Start DATA LINES
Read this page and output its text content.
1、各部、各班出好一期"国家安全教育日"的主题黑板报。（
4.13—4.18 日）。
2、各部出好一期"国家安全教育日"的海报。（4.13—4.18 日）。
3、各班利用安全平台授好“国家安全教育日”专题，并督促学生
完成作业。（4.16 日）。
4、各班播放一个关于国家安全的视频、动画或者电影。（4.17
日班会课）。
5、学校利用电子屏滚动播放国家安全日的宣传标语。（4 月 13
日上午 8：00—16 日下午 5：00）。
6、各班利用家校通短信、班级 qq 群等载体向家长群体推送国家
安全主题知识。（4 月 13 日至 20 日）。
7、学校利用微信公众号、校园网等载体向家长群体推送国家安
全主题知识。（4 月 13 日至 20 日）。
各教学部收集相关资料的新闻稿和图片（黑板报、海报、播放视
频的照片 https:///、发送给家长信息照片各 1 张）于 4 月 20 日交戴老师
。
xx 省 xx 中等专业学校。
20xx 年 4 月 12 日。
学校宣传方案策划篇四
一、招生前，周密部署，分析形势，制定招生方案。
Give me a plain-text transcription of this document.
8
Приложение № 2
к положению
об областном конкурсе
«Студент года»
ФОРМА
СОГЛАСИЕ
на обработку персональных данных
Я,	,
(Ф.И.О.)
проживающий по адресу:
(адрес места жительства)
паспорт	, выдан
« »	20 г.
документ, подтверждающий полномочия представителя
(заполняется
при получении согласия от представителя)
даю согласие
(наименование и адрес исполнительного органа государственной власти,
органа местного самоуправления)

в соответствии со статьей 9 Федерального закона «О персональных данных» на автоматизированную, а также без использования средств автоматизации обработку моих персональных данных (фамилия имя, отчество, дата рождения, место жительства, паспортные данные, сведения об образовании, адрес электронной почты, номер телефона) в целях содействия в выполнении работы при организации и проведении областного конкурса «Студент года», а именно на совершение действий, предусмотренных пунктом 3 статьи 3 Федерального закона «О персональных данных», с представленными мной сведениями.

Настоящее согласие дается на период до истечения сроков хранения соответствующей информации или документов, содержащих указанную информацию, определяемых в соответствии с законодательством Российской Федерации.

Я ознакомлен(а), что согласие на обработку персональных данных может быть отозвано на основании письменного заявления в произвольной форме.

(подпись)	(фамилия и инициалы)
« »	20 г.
End DATA LINES
▶ **WHAT THE EXERCISE ASKS**
Output the records above in their entirety, exactly.

▶ **TASK OUTPUT**
Read this page and output its text content.
1、各部、各班出好一期"国家安全教育日"的主题黑板报。（
4.13—4.18 日）。
2、各部出好一期"国家安全教育日"的海报。（4.13—4.18 日）。
3、各班利用安全平台授好“国家安全教育日”专题，并督促学生
完成作业。（4.16 日）。
4、各班播放一个关于国家安全的视频、动画或者电影。（4.17
日班会课）。
5、学校利用电子屏滚动播放国家安全日的宣传标语。（4 月 13
日上午 8：00—16 日下午 5：00）。
6、各班利用家校通短信、班级 qq 群等载体向家长群体推送国家
安全主题知识。（4 月 13 日至 20 日）。
7、学校利用微信公众号、校园网等载体向家长群体推送国家安
全主题知识。（4 月 13 日至 20 日）。
各教学部收集相关资料的新闻稿和图片（黑板报、海报、播放视
频的照片 https:///、发送给家长信息照片各 1 张）于 4 月 20 日交戴老师
。
xx 省 xx 中等专业学校。
20xx 年 4 月 12 日。
学校宣传方案策划篇四
一、招生前，周密部署，分析形势，制定招生方案。
Give me a plain-text transcription of this document.
8
Приложение № 2
к положению
об областном конкурсе
«Студент года»
ФОРМА
СОГЛАСИЕ
на обработку персональных данных
Я,	,
(Ф.И.О.)
проживающий по адресу:
(адрес места жительства)
паспорт	, выдан
« »	20 г.
документ, подтверждающий полномочия представителя
(заполняется
при получении согласия от представителя)
даю согласие
(наименование и адрес исполнительного органа государственной власти,
органа местного самоуправления)

в соответствии со статьей 9 Федерального закона «О персональных данных» на автоматизированную, а также без использования средств автоматизации обработку моих персональных данных (фамилия имя, отчество, дата рождения, место жительства, паспортные данные, сведения об образовании, адрес электронной почты, номер телефона) в целях содействия в выполнении работы при организации и проведении областного конкурса «Студент года», а именно на совершение действий, предусмотренных пунктом 3 статьи 3 Федерального закона «О персональных данных», с представленными мной сведениями.

Настоящее согласие дается на период до истечения сроков хранения соответствующей информации или документов, содержащих указанную информацию, определяемых в соответствии с законодательством Российской Федерации.

Я ознакомлен(а), что согласие на обработку персональных данных может быть отозвано на основании письменного заявления в произвольной форме.

(подпись)	(фамилия и инициалы)
« »	20 г.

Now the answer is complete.